Copy each record exactly as it reads, leaving out any pictures it holds.

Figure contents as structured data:
'''
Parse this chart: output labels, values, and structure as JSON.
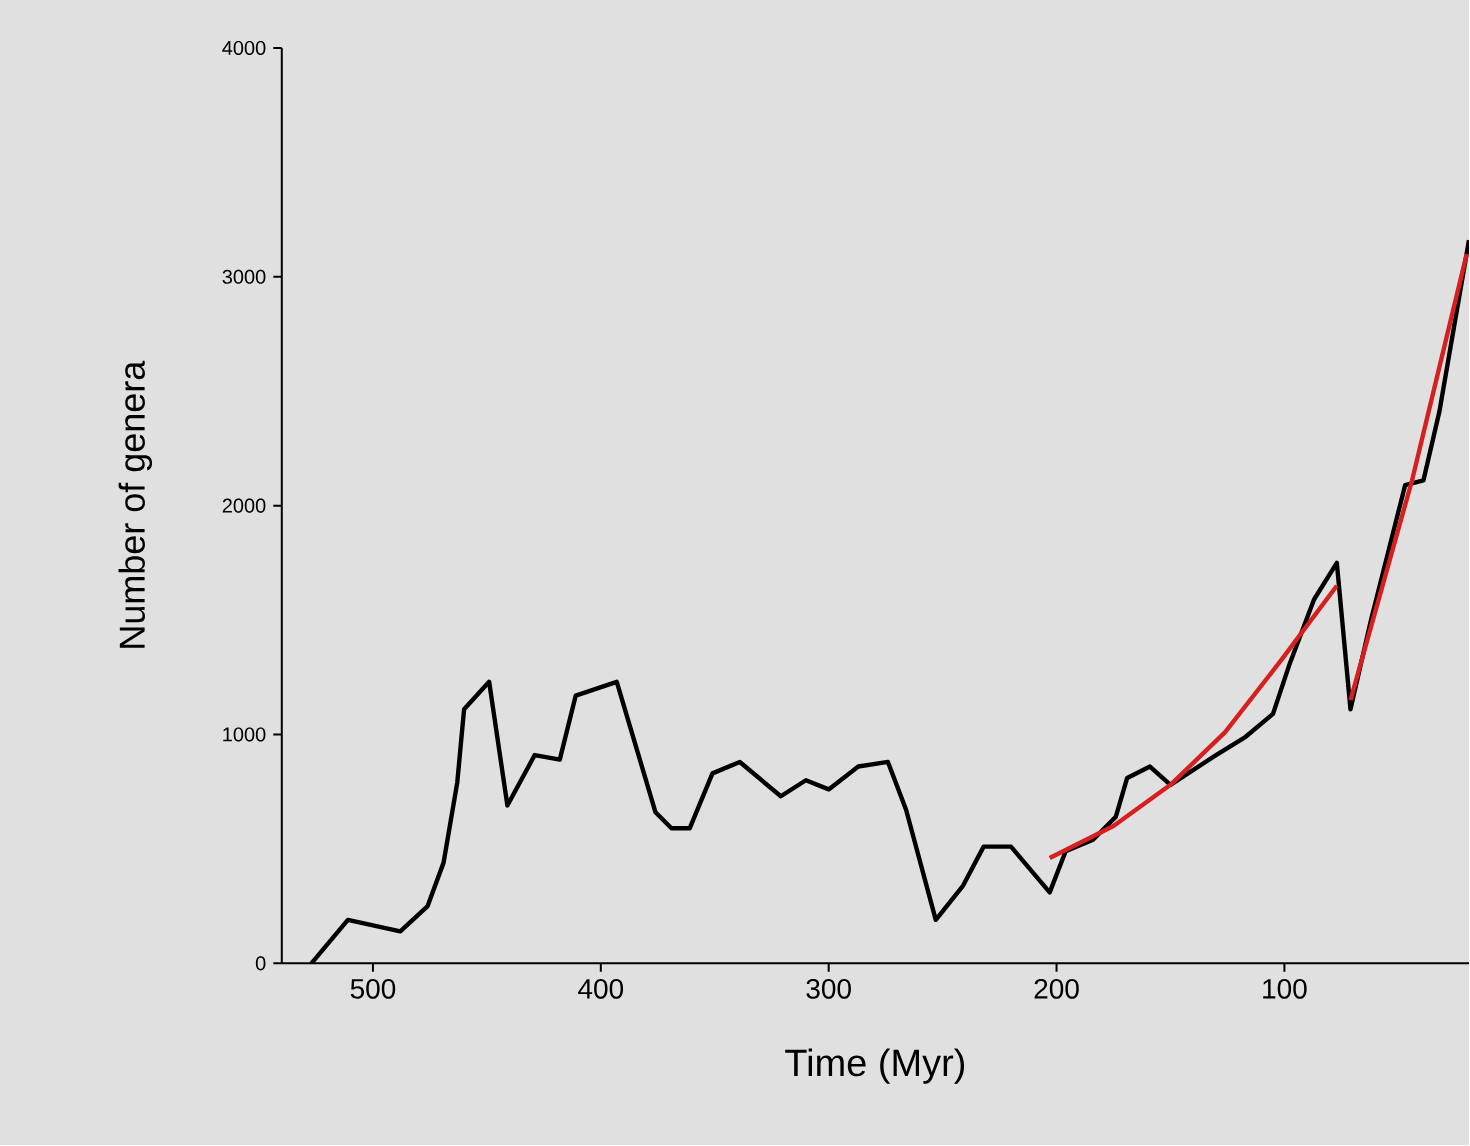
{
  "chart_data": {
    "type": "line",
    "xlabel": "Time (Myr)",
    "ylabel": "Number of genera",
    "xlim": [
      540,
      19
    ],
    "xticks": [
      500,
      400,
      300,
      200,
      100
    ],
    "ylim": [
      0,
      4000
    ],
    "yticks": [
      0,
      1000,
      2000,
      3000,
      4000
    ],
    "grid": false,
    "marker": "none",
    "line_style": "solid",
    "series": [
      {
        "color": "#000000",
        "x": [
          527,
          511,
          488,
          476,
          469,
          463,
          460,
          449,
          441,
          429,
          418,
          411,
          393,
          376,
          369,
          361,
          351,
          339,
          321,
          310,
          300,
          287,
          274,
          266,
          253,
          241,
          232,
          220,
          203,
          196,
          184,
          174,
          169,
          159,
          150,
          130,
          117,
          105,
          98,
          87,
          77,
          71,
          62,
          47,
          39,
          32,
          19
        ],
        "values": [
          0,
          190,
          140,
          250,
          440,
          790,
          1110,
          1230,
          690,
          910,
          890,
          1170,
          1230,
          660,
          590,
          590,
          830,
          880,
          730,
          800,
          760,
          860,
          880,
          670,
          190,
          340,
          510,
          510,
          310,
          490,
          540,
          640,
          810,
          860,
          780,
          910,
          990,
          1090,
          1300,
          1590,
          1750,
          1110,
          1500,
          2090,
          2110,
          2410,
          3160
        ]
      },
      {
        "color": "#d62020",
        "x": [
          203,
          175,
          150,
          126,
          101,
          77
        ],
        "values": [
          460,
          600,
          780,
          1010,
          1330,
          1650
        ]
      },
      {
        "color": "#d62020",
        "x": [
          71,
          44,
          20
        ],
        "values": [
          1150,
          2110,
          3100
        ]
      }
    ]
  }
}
'''
# Written response
Parse this chart: output labels, values, and structure as JSON.
{
  "chart_data": {
    "type": "line",
    "xlabel": "Time (Myr)",
    "ylabel": "Number of genera",
    "xlim": [
      540,
      19
    ],
    "xticks": [
      500,
      400,
      300,
      200,
      100
    ],
    "ylim": [
      0,
      4000
    ],
    "yticks": [
      0,
      1000,
      2000,
      3000,
      4000
    ],
    "grid": false,
    "marker": "none",
    "line_style": "solid",
    "series": [
      {
        "color": "#000000",
        "x": [
          527,
          511,
          488,
          476,
          469,
          463,
          460,
          449,
          441,
          429,
          418,
          411,
          393,
          376,
          369,
          361,
          351,
          339,
          321,
          310,
          300,
          287,
          274,
          266,
          253,
          241,
          232,
          220,
          203,
          196,
          184,
          174,
          169,
          159,
          150,
          130,
          117,
          105,
          98,
          87,
          77,
          71,
          62,
          47,
          39,
          32,
          19
        ],
        "values": [
          0,
          190,
          140,
          250,
          440,
          790,
          1110,
          1230,
          690,
          910,
          890,
          1170,
          1230,
          660,
          590,
          590,
          830,
          880,
          730,
          800,
          760,
          860,
          880,
          670,
          190,
          340,
          510,
          510,
          310,
          490,
          540,
          640,
          810,
          860,
          780,
          910,
          990,
          1090,
          1300,
          1590,
          1750,
          1110,
          1500,
          2090,
          2110,
          2410,
          3160
        ]
      },
      {
        "color": "#d62020",
        "x": [
          203,
          175,
          150,
          126,
          101,
          77
        ],
        "values": [
          460,
          600,
          780,
          1010,
          1330,
          1650
        ]
      },
      {
        "color": "#d62020",
        "x": [
          71,
          44,
          20
        ],
        "values": [
          1150,
          2110,
          3100
        ]
      }
    ]
  }
}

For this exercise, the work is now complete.